(Rows from a figure dataset)
::::
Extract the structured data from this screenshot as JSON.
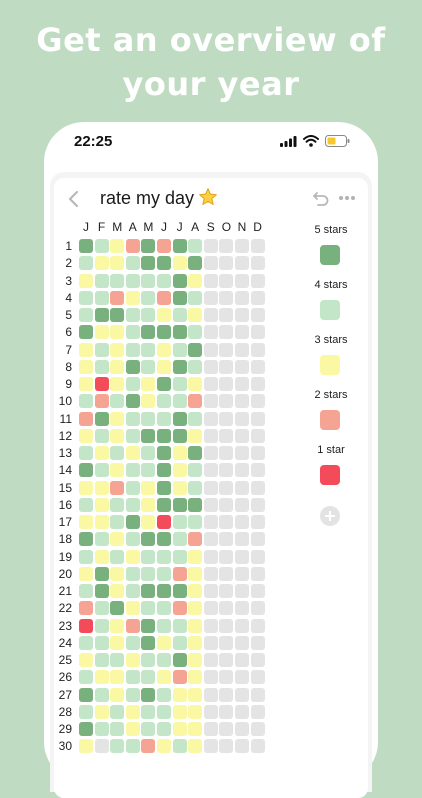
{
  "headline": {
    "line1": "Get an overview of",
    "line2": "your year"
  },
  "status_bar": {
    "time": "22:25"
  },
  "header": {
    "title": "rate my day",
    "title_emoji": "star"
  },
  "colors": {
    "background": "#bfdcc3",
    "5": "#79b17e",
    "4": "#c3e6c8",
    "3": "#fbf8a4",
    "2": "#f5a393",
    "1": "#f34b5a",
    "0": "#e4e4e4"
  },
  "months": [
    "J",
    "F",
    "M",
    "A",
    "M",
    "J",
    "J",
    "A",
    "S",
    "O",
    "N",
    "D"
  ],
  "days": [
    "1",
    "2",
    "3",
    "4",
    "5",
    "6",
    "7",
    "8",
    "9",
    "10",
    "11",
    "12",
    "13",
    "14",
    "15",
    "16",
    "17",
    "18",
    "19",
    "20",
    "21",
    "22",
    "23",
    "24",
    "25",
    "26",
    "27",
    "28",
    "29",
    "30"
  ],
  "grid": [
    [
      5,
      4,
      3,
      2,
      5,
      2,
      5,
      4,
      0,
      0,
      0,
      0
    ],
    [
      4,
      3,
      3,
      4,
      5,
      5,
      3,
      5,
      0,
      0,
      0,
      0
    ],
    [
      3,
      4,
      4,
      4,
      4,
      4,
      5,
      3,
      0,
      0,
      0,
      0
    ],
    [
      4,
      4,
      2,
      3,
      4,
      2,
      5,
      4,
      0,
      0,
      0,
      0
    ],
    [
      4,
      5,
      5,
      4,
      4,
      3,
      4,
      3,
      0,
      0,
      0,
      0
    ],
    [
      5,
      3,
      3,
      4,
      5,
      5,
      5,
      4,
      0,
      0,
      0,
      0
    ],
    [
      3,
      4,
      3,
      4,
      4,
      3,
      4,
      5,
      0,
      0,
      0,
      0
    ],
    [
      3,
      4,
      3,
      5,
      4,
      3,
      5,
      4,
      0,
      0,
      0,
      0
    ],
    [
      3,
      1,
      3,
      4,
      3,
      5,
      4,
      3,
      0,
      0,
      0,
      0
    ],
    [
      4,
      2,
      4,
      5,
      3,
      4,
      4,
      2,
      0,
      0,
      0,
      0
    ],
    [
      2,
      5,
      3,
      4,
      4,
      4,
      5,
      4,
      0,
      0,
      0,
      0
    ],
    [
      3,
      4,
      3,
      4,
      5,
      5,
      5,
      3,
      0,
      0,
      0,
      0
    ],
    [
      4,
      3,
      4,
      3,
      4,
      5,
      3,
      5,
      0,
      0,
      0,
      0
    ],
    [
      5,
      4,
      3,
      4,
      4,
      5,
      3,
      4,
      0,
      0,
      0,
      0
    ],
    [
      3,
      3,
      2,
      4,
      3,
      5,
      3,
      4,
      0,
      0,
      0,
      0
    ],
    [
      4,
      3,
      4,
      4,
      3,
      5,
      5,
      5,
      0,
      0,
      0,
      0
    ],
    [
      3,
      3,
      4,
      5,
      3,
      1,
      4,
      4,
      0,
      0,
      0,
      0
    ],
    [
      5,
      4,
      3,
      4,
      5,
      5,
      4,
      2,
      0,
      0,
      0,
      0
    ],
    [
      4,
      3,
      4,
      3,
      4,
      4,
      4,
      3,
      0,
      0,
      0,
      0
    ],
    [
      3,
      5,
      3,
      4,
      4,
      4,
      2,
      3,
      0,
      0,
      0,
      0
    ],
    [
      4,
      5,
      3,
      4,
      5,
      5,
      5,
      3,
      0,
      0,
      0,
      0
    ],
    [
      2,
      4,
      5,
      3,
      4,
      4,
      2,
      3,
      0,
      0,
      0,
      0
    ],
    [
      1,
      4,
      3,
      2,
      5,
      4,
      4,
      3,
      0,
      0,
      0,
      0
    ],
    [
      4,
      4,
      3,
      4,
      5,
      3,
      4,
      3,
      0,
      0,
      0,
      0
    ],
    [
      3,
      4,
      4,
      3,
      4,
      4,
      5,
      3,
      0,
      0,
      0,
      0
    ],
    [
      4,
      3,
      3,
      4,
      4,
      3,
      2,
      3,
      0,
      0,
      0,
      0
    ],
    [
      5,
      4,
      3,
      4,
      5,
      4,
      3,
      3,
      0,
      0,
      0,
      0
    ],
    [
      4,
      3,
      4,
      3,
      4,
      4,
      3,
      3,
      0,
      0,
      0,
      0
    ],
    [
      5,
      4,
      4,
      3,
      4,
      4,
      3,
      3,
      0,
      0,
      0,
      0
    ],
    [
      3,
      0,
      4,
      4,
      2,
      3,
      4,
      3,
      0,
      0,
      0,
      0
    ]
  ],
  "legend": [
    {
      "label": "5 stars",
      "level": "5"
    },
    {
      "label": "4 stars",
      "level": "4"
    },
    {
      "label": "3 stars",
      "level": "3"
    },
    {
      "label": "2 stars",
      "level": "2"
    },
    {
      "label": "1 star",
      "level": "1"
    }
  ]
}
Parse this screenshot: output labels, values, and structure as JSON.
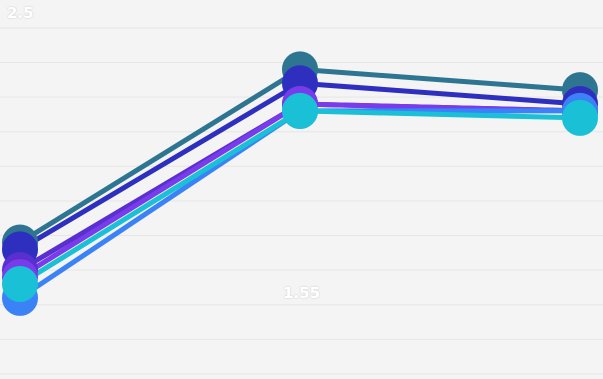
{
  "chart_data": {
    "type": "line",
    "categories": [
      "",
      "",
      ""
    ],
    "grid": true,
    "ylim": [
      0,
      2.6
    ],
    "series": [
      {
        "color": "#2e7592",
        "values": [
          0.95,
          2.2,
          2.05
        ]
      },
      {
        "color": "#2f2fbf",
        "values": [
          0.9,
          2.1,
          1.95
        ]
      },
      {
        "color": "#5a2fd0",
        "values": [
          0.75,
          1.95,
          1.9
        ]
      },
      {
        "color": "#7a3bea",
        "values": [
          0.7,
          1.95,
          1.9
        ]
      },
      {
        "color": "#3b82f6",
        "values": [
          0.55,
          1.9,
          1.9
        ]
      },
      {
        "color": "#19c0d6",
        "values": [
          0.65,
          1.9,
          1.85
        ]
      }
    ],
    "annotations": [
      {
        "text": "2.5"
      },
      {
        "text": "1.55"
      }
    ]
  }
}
::::
Write the material out again exactly as it appears, dropping the pictures.

Extract the structured data from this screenshot as JSON.
{
  "headline": {
    "line1": "Get an overview of",
    "line2": "your year"
  },
  "status_bar": {
    "time": "22:25"
  },
  "header": {
    "title": "rate my day",
    "title_emoji": "star"
  },
  "colors": {
    "background": "#bfdcc3",
    "5": "#79b17e",
    "4": "#c3e6c8",
    "3": "#fbf8a4",
    "2": "#f5a393",
    "1": "#f34b5a",
    "0": "#e4e4e4"
  },
  "months": [
    "J",
    "F",
    "M",
    "A",
    "M",
    "J",
    "J",
    "A",
    "S",
    "O",
    "N",
    "D"
  ],
  "days": [
    "1",
    "2",
    "3",
    "4",
    "5",
    "6",
    "7",
    "8",
    "9",
    "10",
    "11",
    "12",
    "13",
    "14",
    "15",
    "16",
    "17",
    "18",
    "19",
    "20",
    "21",
    "22",
    "23",
    "24",
    "25",
    "26",
    "27",
    "28",
    "29",
    "30"
  ],
  "grid": [
    [
      5,
      4,
      3,
      2,
      5,
      2,
      5,
      4,
      0,
      0,
      0,
      0
    ],
    [
      4,
      3,
      3,
      4,
      5,
      5,
      3,
      5,
      0,
      0,
      0,
      0
    ],
    [
      3,
      4,
      4,
      4,
      4,
      4,
      5,
      3,
      0,
      0,
      0,
      0
    ],
    [
      4,
      4,
      2,
      3,
      4,
      2,
      5,
      4,
      0,
      0,
      0,
      0
    ],
    [
      4,
      5,
      5,
      4,
      4,
      3,
      4,
      3,
      0,
      0,
      0,
      0
    ],
    [
      5,
      3,
      3,
      4,
      5,
      5,
      5,
      4,
      0,
      0,
      0,
      0
    ],
    [
      3,
      4,
      3,
      4,
      4,
      3,
      4,
      5,
      0,
      0,
      0,
      0
    ],
    [
      3,
      4,
      3,
      5,
      4,
      3,
      5,
      4,
      0,
      0,
      0,
      0
    ],
    [
      3,
      1,
      3,
      4,
      3,
      5,
      4,
      3,
      0,
      0,
      0,
      0
    ],
    [
      4,
      2,
      4,
      5,
      3,
      4,
      4,
      2,
      0,
      0,
      0,
      0
    ],
    [
      2,
      5,
      3,
      4,
      4,
      4,
      5,
      4,
      0,
      0,
      0,
      0
    ],
    [
      3,
      4,
      3,
      4,
      5,
      5,
      5,
      3,
      0,
      0,
      0,
      0
    ],
    [
      4,
      3,
      4,
      3,
      4,
      5,
      3,
      5,
      0,
      0,
      0,
      0
    ],
    [
      5,
      4,
      3,
      4,
      4,
      5,
      3,
      4,
      0,
      0,
      0,
      0
    ],
    [
      3,
      3,
      2,
      4,
      3,
      5,
      3,
      4,
      0,
      0,
      0,
      0
    ],
    [
      4,
      3,
      4,
      4,
      3,
      5,
      5,
      5,
      0,
      0,
      0,
      0
    ],
    [
      3,
      3,
      4,
      5,
      3,
      1,
      4,
      4,
      0,
      0,
      0,
      0
    ],
    [
      5,
      4,
      3,
      4,
      5,
      5,
      4,
      2,
      0,
      0,
      0,
      0
    ],
    [
      4,
      3,
      4,
      3,
      4,
      4,
      4,
      3,
      0,
      0,
      0,
      0
    ],
    [
      3,
      5,
      3,
      4,
      4,
      4,
      2,
      3,
      0,
      0,
      0,
      0
    ],
    [
      4,
      5,
      3,
      4,
      5,
      5,
      5,
      3,
      0,
      0,
      0,
      0
    ],
    [
      2,
      4,
      5,
      3,
      4,
      4,
      2,
      3,
      0,
      0,
      0,
      0
    ],
    [
      1,
      4,
      3,
      2,
      5,
      4,
      4,
      3,
      0,
      0,
      0,
      0
    ],
    [
      4,
      4,
      3,
      4,
      5,
      3,
      4,
      3,
      0,
      0,
      0,
      0
    ],
    [
      3,
      4,
      4,
      3,
      4,
      4,
      5,
      3,
      0,
      0,
      0,
      0
    ],
    [
      4,
      3,
      3,
      4,
      4,
      3,
      2,
      3,
      0,
      0,
      0,
      0
    ],
    [
      5,
      4,
      3,
      4,
      5,
      4,
      3,
      3,
      0,
      0,
      0,
      0
    ],
    [
      4,
      3,
      4,
      3,
      4,
      4,
      3,
      3,
      0,
      0,
      0,
      0
    ],
    [
      5,
      4,
      4,
      3,
      4,
      4,
      3,
      3,
      0,
      0,
      0,
      0
    ],
    [
      3,
      0,
      4,
      4,
      2,
      3,
      4,
      3,
      0,
      0,
      0,
      0
    ]
  ],
  "legend": [
    {
      "label": "5 stars",
      "level": "5"
    },
    {
      "label": "4 stars",
      "level": "4"
    },
    {
      "label": "3 stars",
      "level": "3"
    },
    {
      "label": "2 stars",
      "level": "2"
    },
    {
      "label": "1 star",
      "level": "1"
    }
  ]
}
Parse this screenshot: output labels, values, and structure as JSON.
{
  "chart_data": {
    "type": "line",
    "categories": [
      "",
      "",
      ""
    ],
    "grid": true,
    "ylim": [
      0,
      2.6
    ],
    "series": [
      {
        "color": "#2e7592",
        "values": [
          0.95,
          2.2,
          2.05
        ]
      },
      {
        "color": "#2f2fbf",
        "values": [
          0.9,
          2.1,
          1.95
        ]
      },
      {
        "color": "#5a2fd0",
        "values": [
          0.75,
          1.95,
          1.9
        ]
      },
      {
        "color": "#7a3bea",
        "values": [
          0.7,
          1.95,
          1.9
        ]
      },
      {
        "color": "#3b82f6",
        "values": [
          0.55,
          1.9,
          1.9
        ]
      },
      {
        "color": "#19c0d6",
        "values": [
          0.65,
          1.9,
          1.85
        ]
      }
    ],
    "annotations": [
      {
        "text": "2.5"
      },
      {
        "text": "1.55"
      }
    ]
  }
}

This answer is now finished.